* TASK STATEMENT *
Write the entries below out again exactly, but skip the pictures.

INPUT DATA Start Marker

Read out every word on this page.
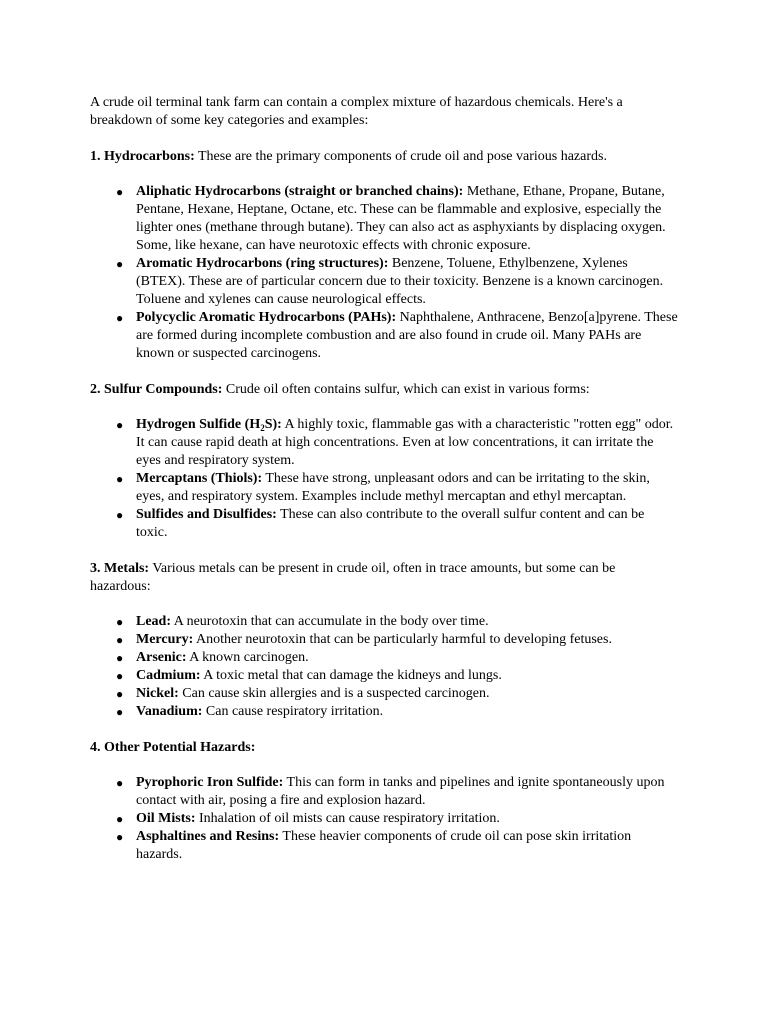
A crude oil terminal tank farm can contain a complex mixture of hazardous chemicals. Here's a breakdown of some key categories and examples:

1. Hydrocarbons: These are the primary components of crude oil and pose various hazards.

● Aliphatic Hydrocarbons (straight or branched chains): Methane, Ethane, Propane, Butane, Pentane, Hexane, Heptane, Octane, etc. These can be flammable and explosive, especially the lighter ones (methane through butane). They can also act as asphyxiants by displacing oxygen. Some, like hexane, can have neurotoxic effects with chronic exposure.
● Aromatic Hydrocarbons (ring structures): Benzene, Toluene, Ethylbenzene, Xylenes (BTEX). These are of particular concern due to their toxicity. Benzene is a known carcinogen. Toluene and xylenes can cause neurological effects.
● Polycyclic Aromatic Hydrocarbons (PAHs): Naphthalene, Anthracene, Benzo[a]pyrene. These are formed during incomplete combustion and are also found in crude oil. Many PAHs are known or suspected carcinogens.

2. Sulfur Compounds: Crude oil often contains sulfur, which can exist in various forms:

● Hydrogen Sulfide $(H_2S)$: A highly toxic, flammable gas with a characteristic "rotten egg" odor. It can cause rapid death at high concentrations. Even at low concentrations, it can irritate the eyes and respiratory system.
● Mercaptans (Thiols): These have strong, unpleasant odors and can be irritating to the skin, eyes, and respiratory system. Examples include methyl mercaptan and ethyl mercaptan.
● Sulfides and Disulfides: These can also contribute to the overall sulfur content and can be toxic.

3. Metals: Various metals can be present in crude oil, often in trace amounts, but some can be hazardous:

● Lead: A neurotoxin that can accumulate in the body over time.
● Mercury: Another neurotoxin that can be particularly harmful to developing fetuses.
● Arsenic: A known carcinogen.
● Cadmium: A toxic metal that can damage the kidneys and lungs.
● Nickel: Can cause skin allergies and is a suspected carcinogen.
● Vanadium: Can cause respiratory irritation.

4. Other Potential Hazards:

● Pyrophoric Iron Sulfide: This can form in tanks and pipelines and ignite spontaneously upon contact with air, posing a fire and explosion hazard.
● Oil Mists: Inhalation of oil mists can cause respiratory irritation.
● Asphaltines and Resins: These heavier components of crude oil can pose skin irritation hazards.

INPUT DATA End Marker

* THE ANSWER *
Read out every word on this page.
A crude oil terminal tank farm can contain a complex mixture of hazardous chemicals. Here's a breakdown of some key categories and examples:

1. Hydrocarbons: These are the primary components of crude oil and pose various hazards.

● Aliphatic Hydrocarbons (straight or branched chains): Methane, Ethane, Propane, Butane, Pentane, Hexane, Heptane, Octane, etc. These can be flammable and explosive, especially the lighter ones (methane through butane). They can also act as asphyxiants by displacing oxygen. Some, like hexane, can have neurotoxic effects with chronic exposure.
● Aromatic Hydrocarbons (ring structures): Benzene, Toluene, Ethylbenzene, Xylenes (BTEX). These are of particular concern due to their toxicity. Benzene is a known carcinogen. Toluene and xylenes can cause neurological effects.
● Polycyclic Aromatic Hydrocarbons (PAHs): Naphthalene, Anthracene, Benzo[a]pyrene. These are formed during incomplete combustion and are also found in crude oil. Many PAHs are known or suspected carcinogens.

2. Sulfur Compounds: Crude oil often contains sulfur, which can exist in various forms:

● Hydrogen Sulfide $(H_2S)$: A highly toxic, flammable gas with a characteristic "rotten egg" odor. It can cause rapid death at high concentrations. Even at low concentrations, it can irritate the eyes and respiratory system.
● Mercaptans (Thiols): These have strong, unpleasant odors and can be irritating to the skin, eyes, and respiratory system. Examples include methyl mercaptan and ethyl mercaptan.
● Sulfides and Disulfides: These can also contribute to the overall sulfur content and can be toxic.

3. Metals: Various metals can be present in crude oil, often in trace amounts, but some can be hazardous:

● Lead: A neurotoxin that can accumulate in the body over time.
● Mercury: Another neurotoxin that can be particularly harmful to developing fetuses.
● Arsenic: A known carcinogen.
● Cadmium: A toxic metal that can damage the kidneys and lungs.
● Nickel: Can cause skin allergies and is a suspected carcinogen.
● Vanadium: Can cause respiratory irritation.

4. Other Potential Hazards:

● Pyrophoric Iron Sulfide: This can form in tanks and pipelines and ignite spontaneously upon contact with air, posing a fire and explosion hazard.
● Oil Mists: Inhalation of oil mists can cause respiratory irritation.
● Asphaltines and Resins: These heavier components of crude oil can pose skin irritation hazards.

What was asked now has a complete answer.